--- Start of RECORDS SUPPLIED ---
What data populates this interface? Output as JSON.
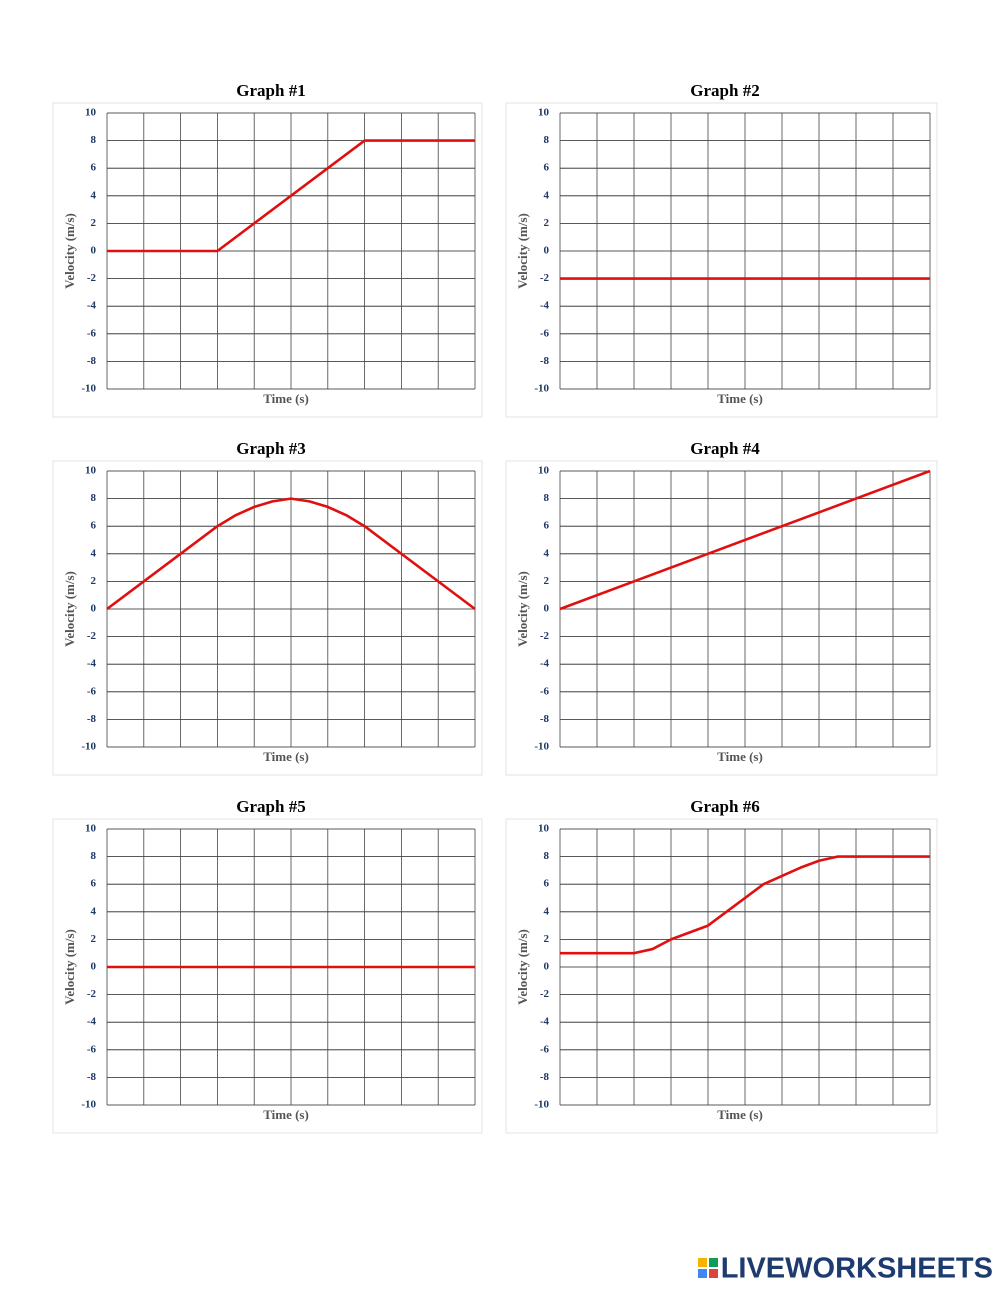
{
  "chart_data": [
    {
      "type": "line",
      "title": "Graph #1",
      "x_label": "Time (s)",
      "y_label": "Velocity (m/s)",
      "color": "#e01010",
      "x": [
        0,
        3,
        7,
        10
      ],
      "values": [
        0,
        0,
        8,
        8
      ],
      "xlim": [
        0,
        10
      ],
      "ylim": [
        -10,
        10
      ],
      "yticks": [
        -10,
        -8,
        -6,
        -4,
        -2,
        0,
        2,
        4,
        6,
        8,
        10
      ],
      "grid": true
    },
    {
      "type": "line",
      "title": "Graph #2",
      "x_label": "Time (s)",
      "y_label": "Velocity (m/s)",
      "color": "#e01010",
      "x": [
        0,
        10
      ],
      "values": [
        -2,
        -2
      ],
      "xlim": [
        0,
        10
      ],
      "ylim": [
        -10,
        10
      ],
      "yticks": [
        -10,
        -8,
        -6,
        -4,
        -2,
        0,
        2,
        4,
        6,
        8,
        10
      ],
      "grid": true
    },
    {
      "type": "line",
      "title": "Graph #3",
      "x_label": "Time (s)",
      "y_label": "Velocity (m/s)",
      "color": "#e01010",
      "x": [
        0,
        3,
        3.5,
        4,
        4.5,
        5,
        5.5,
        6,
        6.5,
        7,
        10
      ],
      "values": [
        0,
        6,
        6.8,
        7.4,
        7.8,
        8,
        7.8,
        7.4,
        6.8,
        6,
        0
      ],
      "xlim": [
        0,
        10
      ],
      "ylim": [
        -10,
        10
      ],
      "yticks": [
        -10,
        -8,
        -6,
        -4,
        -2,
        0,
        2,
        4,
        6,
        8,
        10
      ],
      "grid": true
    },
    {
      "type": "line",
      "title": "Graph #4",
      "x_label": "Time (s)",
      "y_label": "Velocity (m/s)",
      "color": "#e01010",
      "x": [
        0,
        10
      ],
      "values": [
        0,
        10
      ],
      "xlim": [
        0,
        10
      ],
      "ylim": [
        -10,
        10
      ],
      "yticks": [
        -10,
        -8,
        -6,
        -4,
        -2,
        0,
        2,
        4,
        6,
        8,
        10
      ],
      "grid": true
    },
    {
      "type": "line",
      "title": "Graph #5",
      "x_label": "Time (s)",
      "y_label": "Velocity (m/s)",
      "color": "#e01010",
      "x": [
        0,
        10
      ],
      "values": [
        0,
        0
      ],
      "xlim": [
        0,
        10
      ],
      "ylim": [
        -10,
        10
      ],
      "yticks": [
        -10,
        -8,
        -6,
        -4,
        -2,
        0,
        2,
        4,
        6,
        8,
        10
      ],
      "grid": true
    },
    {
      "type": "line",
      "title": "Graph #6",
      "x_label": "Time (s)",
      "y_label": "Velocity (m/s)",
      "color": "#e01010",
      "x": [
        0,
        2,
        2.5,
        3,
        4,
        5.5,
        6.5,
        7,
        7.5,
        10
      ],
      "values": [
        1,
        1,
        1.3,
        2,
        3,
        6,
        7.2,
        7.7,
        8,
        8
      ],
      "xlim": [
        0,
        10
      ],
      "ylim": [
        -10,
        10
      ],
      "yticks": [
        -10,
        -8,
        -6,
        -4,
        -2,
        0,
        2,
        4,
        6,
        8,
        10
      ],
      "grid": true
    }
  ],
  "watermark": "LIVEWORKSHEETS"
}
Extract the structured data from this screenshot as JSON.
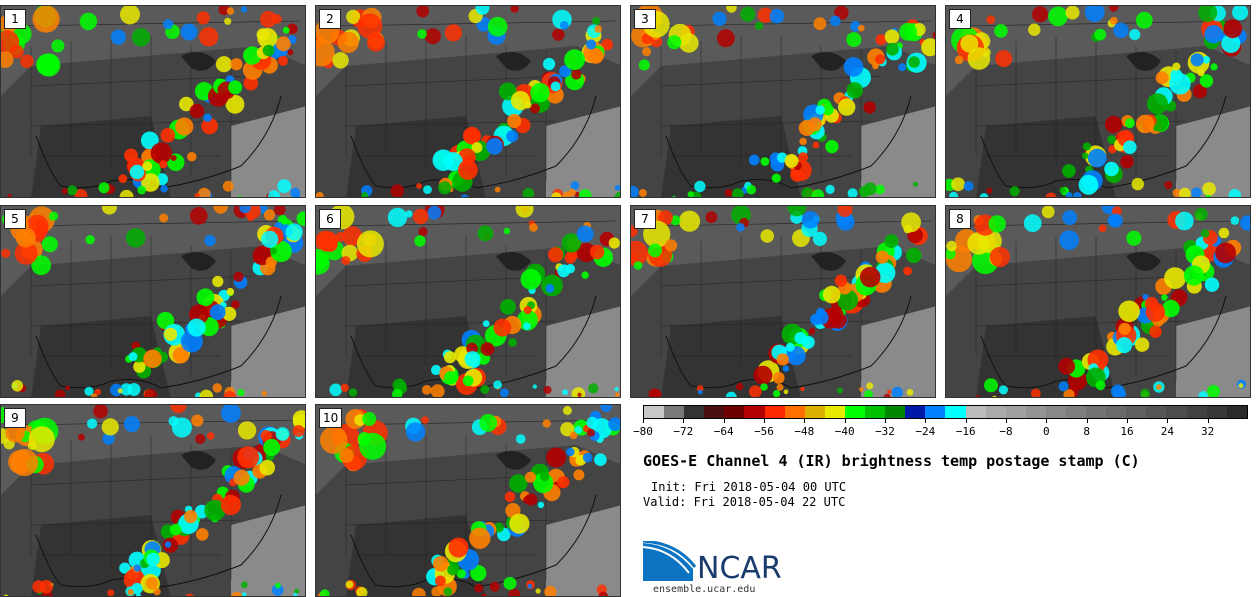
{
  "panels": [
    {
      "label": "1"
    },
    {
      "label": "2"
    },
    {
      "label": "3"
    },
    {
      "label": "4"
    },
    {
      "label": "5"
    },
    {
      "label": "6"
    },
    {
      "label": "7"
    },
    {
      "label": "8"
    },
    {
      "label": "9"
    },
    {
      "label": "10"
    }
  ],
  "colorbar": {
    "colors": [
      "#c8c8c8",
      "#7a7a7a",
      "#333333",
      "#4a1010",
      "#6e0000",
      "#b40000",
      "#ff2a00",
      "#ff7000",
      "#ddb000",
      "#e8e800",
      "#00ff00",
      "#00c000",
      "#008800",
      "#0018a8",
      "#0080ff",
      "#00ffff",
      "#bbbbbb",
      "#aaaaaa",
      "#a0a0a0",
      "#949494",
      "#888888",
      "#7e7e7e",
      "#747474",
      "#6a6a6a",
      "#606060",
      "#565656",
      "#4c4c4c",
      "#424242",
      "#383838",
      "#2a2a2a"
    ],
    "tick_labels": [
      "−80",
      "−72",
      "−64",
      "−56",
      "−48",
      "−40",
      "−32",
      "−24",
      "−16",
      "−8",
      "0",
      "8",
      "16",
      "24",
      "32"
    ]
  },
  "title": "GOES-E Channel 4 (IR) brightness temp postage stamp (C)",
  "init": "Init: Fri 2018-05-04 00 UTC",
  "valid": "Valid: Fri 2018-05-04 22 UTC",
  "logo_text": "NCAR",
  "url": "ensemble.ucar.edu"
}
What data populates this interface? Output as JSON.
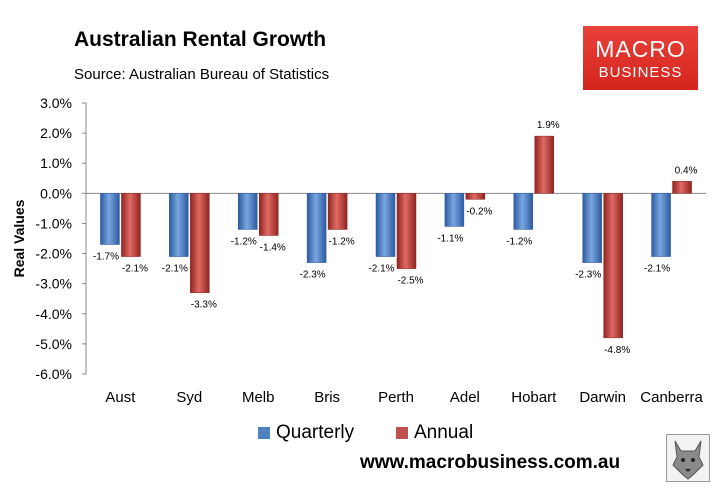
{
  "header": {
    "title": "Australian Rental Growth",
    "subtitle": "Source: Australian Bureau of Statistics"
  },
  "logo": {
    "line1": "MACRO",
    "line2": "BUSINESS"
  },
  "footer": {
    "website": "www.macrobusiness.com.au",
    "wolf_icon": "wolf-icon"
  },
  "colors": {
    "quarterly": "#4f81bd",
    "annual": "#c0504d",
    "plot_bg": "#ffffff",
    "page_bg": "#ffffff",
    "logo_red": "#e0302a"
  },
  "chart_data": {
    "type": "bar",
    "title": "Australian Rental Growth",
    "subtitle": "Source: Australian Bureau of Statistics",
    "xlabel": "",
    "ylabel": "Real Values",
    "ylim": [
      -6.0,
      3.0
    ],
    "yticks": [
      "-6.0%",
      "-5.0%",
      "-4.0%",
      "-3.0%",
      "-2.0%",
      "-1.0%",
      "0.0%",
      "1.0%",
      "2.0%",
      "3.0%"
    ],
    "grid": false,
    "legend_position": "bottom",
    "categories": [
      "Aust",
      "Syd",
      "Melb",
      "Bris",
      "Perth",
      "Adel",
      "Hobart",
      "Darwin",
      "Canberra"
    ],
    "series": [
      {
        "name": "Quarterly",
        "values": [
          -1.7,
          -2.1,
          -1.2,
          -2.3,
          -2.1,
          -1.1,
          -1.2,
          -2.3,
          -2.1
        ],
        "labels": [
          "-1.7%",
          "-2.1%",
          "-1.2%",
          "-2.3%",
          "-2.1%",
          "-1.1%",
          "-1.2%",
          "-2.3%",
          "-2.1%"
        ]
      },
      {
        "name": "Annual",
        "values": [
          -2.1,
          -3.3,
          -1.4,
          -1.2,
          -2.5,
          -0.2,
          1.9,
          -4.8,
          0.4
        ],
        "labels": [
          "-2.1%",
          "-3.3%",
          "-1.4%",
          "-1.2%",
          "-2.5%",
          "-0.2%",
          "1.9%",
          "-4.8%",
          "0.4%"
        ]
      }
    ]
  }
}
--- End of RECORDS SUPPLIED ---
=== WRITTEN INSTRUCTION ===
Copy out each line exactly, without the pictures.

=== EXPECTED OUTPUT ===
What data populates this interface? Output as JSON.
{
  "chart_data": [
    {
      "type": "line",
      "title": "Graph #1",
      "x_label": "Time (s)",
      "y_label": "Velocity (m/s)",
      "color": "#e01010",
      "x": [
        0,
        3,
        7,
        10
      ],
      "values": [
        0,
        0,
        8,
        8
      ],
      "xlim": [
        0,
        10
      ],
      "ylim": [
        -10,
        10
      ],
      "yticks": [
        -10,
        -8,
        -6,
        -4,
        -2,
        0,
        2,
        4,
        6,
        8,
        10
      ],
      "grid": true
    },
    {
      "type": "line",
      "title": "Graph #2",
      "x_label": "Time (s)",
      "y_label": "Velocity (m/s)",
      "color": "#e01010",
      "x": [
        0,
        10
      ],
      "values": [
        -2,
        -2
      ],
      "xlim": [
        0,
        10
      ],
      "ylim": [
        -10,
        10
      ],
      "yticks": [
        -10,
        -8,
        -6,
        -4,
        -2,
        0,
        2,
        4,
        6,
        8,
        10
      ],
      "grid": true
    },
    {
      "type": "line",
      "title": "Graph #3",
      "x_label": "Time (s)",
      "y_label": "Velocity (m/s)",
      "color": "#e01010",
      "x": [
        0,
        3,
        3.5,
        4,
        4.5,
        5,
        5.5,
        6,
        6.5,
        7,
        10
      ],
      "values": [
        0,
        6,
        6.8,
        7.4,
        7.8,
        8,
        7.8,
        7.4,
        6.8,
        6,
        0
      ],
      "xlim": [
        0,
        10
      ],
      "ylim": [
        -10,
        10
      ],
      "yticks": [
        -10,
        -8,
        -6,
        -4,
        -2,
        0,
        2,
        4,
        6,
        8,
        10
      ],
      "grid": true
    },
    {
      "type": "line",
      "title": "Graph #4",
      "x_label": "Time (s)",
      "y_label": "Velocity (m/s)",
      "color": "#e01010",
      "x": [
        0,
        10
      ],
      "values": [
        0,
        10
      ],
      "xlim": [
        0,
        10
      ],
      "ylim": [
        -10,
        10
      ],
      "yticks": [
        -10,
        -8,
        -6,
        -4,
        -2,
        0,
        2,
        4,
        6,
        8,
        10
      ],
      "grid": true
    },
    {
      "type": "line",
      "title": "Graph #5",
      "x_label": "Time (s)",
      "y_label": "Velocity (m/s)",
      "color": "#e01010",
      "x": [
        0,
        10
      ],
      "values": [
        0,
        0
      ],
      "xlim": [
        0,
        10
      ],
      "ylim": [
        -10,
        10
      ],
      "yticks": [
        -10,
        -8,
        -6,
        -4,
        -2,
        0,
        2,
        4,
        6,
        8,
        10
      ],
      "grid": true
    },
    {
      "type": "line",
      "title": "Graph #6",
      "x_label": "Time (s)",
      "y_label": "Velocity (m/s)",
      "color": "#e01010",
      "x": [
        0,
        2,
        2.5,
        3,
        4,
        5.5,
        6.5,
        7,
        7.5,
        10
      ],
      "values": [
        1,
        1,
        1.3,
        2,
        3,
        6,
        7.2,
        7.7,
        8,
        8
      ],
      "xlim": [
        0,
        10
      ],
      "ylim": [
        -10,
        10
      ],
      "yticks": [
        -10,
        -8,
        -6,
        -4,
        -2,
        0,
        2,
        4,
        6,
        8,
        10
      ],
      "grid": true
    }
  ],
  "watermark": "LIVEWORKSHEETS"
}
Extract the structured data from this screenshot as JSON.
{
  "panels": [
    {
      "label": "1"
    },
    {
      "label": "2"
    },
    {
      "label": "3"
    },
    {
      "label": "4"
    },
    {
      "label": "5"
    },
    {
      "label": "6"
    },
    {
      "label": "7"
    },
    {
      "label": "8"
    },
    {
      "label": "9"
    },
    {
      "label": "10"
    }
  ],
  "colorbar": {
    "colors": [
      "#c8c8c8",
      "#7a7a7a",
      "#333333",
      "#4a1010",
      "#6e0000",
      "#b40000",
      "#ff2a00",
      "#ff7000",
      "#ddb000",
      "#e8e800",
      "#00ff00",
      "#00c000",
      "#008800",
      "#0018a8",
      "#0080ff",
      "#00ffff",
      "#bbbbbb",
      "#aaaaaa",
      "#a0a0a0",
      "#949494",
      "#888888",
      "#7e7e7e",
      "#747474",
      "#6a6a6a",
      "#606060",
      "#565656",
      "#4c4c4c",
      "#424242",
      "#383838",
      "#2a2a2a"
    ],
    "tick_labels": [
      "−80",
      "−72",
      "−64",
      "−56",
      "−48",
      "−40",
      "−32",
      "−24",
      "−16",
      "−8",
      "0",
      "8",
      "16",
      "24",
      "32"
    ]
  },
  "title": "GOES-E Channel 4 (IR) brightness temp postage stamp (C)",
  "init": "Init: Fri 2018-05-04 00 UTC",
  "valid": "Valid: Fri 2018-05-04 22 UTC",
  "logo_text": "NCAR",
  "url": "ensemble.ucar.edu"
}
What data populates this interface? Output as JSON.
{
  "header": {
    "title": "Australian Rental Growth",
    "subtitle": "Source: Australian Bureau of Statistics"
  },
  "logo": {
    "line1": "MACRO",
    "line2": "BUSINESS"
  },
  "footer": {
    "website": "www.macrobusiness.com.au",
    "wolf_icon": "wolf-icon"
  },
  "colors": {
    "quarterly": "#4f81bd",
    "annual": "#c0504d",
    "plot_bg": "#ffffff",
    "page_bg": "#ffffff",
    "logo_red": "#e0302a"
  },
  "chart_data": {
    "type": "bar",
    "title": "Australian Rental Growth",
    "subtitle": "Source: Australian Bureau of Statistics",
    "xlabel": "",
    "ylabel": "Real Values",
    "ylim": [
      -6.0,
      3.0
    ],
    "yticks": [
      "-6.0%",
      "-5.0%",
      "-4.0%",
      "-3.0%",
      "-2.0%",
      "-1.0%",
      "0.0%",
      "1.0%",
      "2.0%",
      "3.0%"
    ],
    "grid": false,
    "legend_position": "bottom",
    "categories": [
      "Aust",
      "Syd",
      "Melb",
      "Bris",
      "Perth",
      "Adel",
      "Hobart",
      "Darwin",
      "Canberra"
    ],
    "series": [
      {
        "name": "Quarterly",
        "values": [
          -1.7,
          -2.1,
          -1.2,
          -2.3,
          -2.1,
          -1.1,
          -1.2,
          -2.3,
          -2.1
        ],
        "labels": [
          "-1.7%",
          "-2.1%",
          "-1.2%",
          "-2.3%",
          "-2.1%",
          "-1.1%",
          "-1.2%",
          "-2.3%",
          "-2.1%"
        ]
      },
      {
        "name": "Annual",
        "values": [
          -2.1,
          -3.3,
          -1.4,
          -1.2,
          -2.5,
          -0.2,
          1.9,
          -4.8,
          0.4
        ],
        "labels": [
          "-2.1%",
          "-3.3%",
          "-1.4%",
          "-1.2%",
          "-2.5%",
          "-0.2%",
          "1.9%",
          "-4.8%",
          "0.4%"
        ]
      }
    ]
  }
}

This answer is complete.